Directions - Identify the lines that include the word "screenshot", then copy all of them.

☆ ☆ ☆

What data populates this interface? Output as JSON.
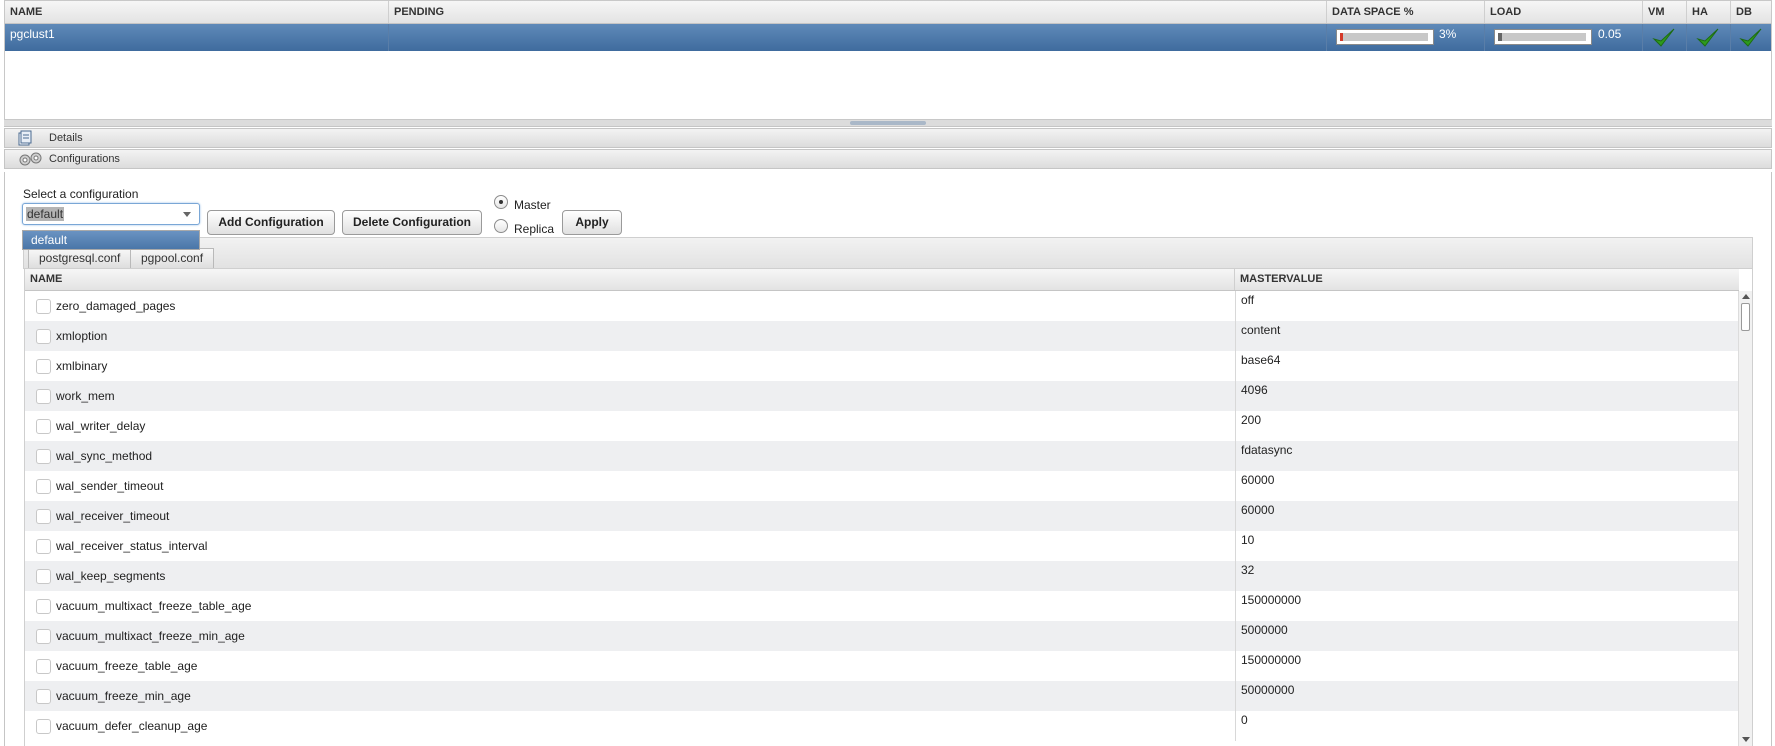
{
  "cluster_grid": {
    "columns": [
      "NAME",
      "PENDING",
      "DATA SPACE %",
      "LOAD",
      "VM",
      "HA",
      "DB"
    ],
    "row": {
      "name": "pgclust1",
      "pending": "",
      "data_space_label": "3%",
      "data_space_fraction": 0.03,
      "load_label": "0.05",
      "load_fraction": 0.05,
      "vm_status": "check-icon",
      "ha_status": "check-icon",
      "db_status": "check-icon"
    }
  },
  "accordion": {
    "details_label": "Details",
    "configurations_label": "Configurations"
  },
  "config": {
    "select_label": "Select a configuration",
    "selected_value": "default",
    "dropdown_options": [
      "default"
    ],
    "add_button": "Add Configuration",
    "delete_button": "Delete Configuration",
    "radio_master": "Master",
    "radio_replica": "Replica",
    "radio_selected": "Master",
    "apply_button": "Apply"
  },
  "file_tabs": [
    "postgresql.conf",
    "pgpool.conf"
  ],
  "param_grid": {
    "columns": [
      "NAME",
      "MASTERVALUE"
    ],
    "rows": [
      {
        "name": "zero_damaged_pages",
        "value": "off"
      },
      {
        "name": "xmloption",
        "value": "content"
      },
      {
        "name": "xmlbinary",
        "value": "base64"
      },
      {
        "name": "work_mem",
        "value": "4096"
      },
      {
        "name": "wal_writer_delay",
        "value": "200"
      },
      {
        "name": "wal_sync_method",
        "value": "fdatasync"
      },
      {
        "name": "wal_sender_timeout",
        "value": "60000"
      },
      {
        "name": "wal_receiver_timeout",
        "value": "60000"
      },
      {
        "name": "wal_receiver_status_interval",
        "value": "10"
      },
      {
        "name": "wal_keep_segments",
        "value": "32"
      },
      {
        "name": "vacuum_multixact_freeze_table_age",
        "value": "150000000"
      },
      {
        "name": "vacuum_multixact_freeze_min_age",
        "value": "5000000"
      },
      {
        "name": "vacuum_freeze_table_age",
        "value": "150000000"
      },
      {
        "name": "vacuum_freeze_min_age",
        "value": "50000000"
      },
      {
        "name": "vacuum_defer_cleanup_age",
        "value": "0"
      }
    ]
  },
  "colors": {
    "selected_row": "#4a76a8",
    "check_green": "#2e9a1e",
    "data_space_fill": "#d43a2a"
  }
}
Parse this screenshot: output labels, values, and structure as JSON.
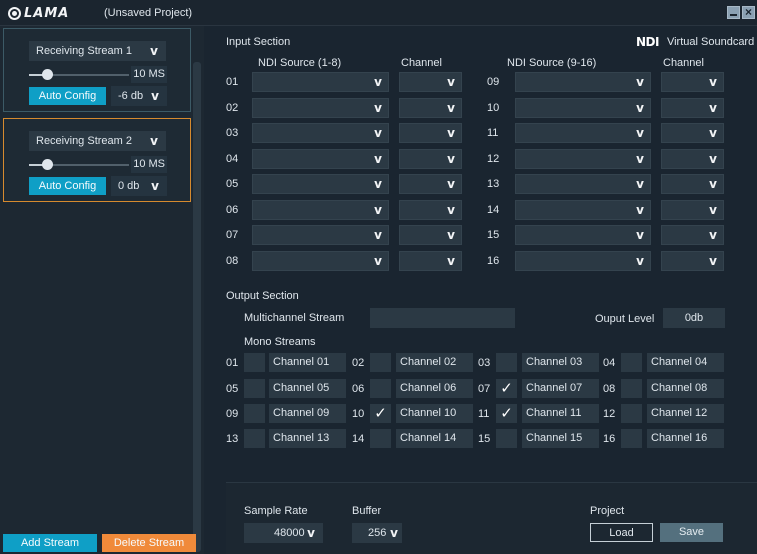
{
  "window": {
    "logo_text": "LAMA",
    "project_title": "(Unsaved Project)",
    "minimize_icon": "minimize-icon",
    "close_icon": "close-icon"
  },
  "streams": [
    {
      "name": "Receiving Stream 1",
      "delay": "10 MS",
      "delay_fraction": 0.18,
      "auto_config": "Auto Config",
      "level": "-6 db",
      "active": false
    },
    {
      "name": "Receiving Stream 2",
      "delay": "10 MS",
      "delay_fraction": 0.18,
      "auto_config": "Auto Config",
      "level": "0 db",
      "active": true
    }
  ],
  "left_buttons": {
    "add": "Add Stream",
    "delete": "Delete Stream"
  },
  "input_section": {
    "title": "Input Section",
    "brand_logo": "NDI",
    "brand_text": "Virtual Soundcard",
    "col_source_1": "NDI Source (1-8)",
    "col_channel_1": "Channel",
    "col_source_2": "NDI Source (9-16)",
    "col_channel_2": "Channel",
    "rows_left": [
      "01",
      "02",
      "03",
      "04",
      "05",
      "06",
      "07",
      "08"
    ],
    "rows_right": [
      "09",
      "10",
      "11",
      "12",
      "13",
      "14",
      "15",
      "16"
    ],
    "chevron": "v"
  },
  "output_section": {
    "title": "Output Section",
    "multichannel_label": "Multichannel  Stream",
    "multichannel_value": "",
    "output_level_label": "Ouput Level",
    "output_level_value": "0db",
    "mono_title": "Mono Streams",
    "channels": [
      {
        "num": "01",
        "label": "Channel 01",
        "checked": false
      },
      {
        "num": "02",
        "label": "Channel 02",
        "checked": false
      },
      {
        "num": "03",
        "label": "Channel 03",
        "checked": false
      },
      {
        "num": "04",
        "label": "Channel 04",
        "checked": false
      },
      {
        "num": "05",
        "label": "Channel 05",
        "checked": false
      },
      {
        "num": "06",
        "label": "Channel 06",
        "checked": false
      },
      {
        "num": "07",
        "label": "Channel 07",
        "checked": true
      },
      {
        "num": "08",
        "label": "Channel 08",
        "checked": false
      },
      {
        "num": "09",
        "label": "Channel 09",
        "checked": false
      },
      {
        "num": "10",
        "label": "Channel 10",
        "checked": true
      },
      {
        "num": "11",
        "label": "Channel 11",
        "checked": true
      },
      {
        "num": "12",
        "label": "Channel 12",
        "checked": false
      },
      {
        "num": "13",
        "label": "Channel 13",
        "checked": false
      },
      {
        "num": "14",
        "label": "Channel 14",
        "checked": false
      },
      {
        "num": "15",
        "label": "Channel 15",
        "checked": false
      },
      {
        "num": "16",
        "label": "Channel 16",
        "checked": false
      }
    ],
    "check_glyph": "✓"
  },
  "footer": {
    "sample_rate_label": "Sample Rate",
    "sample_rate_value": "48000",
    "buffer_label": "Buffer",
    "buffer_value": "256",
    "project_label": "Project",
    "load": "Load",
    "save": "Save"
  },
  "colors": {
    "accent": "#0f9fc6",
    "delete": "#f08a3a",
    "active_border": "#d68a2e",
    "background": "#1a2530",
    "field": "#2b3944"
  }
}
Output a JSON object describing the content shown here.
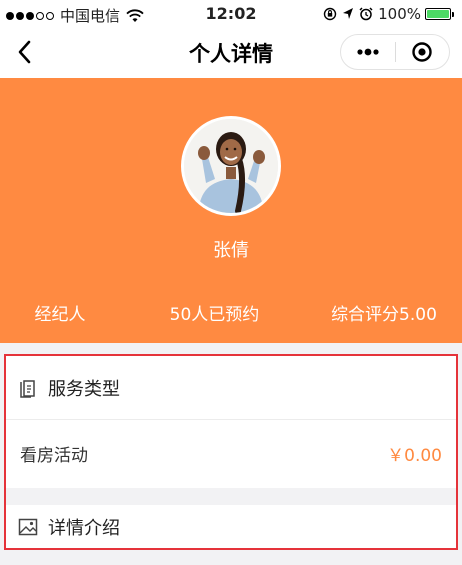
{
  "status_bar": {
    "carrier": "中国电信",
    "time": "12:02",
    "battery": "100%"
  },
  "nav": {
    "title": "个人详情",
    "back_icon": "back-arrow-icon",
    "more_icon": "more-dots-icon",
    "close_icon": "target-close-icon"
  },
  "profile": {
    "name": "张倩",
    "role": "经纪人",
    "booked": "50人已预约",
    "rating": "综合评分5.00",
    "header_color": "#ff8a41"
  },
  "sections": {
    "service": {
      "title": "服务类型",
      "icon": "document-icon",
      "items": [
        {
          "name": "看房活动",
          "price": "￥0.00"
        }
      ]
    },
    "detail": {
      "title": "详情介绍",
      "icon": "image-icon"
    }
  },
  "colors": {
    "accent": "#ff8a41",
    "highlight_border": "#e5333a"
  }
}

☆ ☆ ☆

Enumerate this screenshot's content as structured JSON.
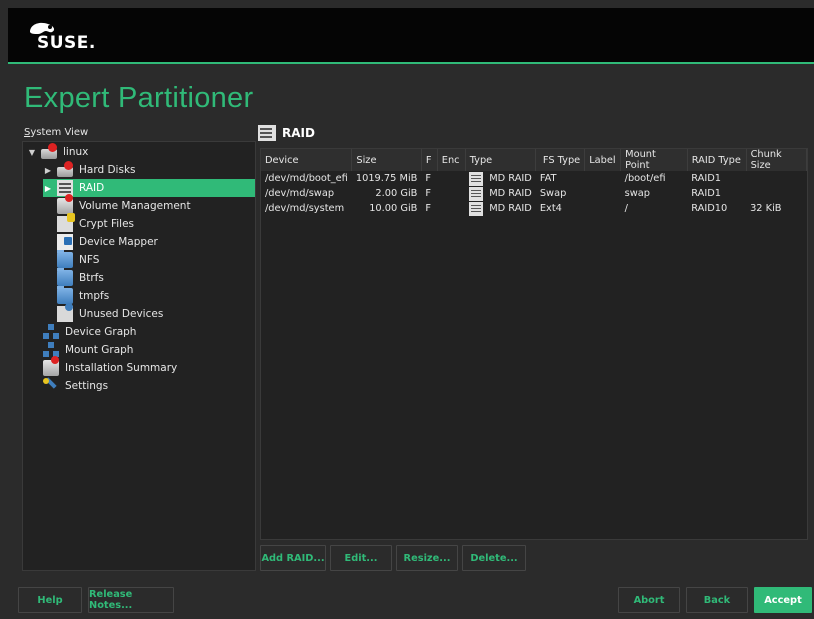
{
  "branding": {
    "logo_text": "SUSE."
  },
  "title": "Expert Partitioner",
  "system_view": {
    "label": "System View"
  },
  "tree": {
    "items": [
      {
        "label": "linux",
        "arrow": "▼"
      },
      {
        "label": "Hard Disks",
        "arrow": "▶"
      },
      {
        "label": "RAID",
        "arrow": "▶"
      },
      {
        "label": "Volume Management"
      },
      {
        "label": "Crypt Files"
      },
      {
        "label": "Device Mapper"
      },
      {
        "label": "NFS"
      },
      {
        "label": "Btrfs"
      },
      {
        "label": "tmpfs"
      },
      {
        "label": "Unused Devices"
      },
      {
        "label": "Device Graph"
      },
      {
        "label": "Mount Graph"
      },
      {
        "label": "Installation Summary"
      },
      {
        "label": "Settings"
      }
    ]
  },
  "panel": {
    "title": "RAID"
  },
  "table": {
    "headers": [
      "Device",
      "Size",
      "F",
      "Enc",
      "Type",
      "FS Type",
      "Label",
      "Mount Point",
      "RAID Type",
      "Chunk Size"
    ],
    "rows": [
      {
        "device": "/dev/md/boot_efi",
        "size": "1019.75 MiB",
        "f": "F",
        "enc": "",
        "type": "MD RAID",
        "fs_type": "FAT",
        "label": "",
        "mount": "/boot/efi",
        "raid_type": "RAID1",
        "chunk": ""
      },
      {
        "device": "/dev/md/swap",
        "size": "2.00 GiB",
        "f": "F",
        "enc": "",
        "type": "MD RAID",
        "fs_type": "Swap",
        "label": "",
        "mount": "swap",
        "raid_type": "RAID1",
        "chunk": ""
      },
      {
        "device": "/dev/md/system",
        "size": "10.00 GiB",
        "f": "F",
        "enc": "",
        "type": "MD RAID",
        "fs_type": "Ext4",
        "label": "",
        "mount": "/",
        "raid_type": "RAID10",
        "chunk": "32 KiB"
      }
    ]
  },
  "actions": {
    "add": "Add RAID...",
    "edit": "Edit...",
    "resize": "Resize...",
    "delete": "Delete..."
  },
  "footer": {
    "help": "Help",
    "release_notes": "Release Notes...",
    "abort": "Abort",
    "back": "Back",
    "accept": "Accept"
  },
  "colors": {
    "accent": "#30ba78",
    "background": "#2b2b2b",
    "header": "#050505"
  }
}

☆ ☆ ☆

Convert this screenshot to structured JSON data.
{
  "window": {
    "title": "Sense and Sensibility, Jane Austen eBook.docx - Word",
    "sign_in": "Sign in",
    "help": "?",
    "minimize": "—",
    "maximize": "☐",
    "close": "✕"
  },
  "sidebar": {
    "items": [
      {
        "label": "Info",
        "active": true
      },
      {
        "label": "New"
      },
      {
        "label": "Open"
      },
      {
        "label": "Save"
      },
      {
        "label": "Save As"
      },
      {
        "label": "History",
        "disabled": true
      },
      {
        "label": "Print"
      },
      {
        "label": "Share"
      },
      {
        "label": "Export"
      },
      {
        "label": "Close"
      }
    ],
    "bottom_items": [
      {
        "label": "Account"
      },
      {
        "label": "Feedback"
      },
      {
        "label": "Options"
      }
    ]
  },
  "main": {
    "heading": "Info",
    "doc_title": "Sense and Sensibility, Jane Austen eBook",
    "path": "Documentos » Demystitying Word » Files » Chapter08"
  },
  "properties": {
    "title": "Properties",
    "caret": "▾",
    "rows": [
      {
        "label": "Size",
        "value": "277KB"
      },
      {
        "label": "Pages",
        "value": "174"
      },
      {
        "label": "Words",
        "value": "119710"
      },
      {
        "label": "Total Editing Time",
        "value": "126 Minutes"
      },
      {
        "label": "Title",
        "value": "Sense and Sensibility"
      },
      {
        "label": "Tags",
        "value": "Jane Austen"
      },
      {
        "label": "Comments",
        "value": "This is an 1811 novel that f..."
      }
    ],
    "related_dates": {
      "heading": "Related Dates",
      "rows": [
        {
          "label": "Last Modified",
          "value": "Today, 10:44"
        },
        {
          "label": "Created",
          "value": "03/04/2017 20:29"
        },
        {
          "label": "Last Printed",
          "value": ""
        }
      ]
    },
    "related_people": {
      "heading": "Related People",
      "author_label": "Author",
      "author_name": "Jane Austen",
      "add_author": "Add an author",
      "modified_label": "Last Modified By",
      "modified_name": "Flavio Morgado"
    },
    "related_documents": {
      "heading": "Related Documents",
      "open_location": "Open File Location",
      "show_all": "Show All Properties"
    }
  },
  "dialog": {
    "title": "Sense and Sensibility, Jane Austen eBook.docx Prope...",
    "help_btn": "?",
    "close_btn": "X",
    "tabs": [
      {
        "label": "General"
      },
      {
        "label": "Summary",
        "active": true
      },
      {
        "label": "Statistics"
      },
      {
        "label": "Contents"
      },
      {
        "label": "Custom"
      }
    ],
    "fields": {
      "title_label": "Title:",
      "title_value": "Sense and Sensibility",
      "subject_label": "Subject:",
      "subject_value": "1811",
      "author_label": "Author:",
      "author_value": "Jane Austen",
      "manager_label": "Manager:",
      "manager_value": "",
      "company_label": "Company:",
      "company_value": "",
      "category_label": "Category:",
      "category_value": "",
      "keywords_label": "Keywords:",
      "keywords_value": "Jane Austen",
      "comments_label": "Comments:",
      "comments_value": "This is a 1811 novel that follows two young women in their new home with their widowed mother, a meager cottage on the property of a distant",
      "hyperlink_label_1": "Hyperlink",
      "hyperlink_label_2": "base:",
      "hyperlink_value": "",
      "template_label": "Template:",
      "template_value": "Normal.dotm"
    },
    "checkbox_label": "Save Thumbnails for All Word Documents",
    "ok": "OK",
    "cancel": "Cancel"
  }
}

☆ ☆ ☆

Finished exercise -
Parse this screenshot: output labels, values, and structure as JSON.
Enumerate this screenshot's content as structured JSON.
Convert this screenshot to structured JSON data.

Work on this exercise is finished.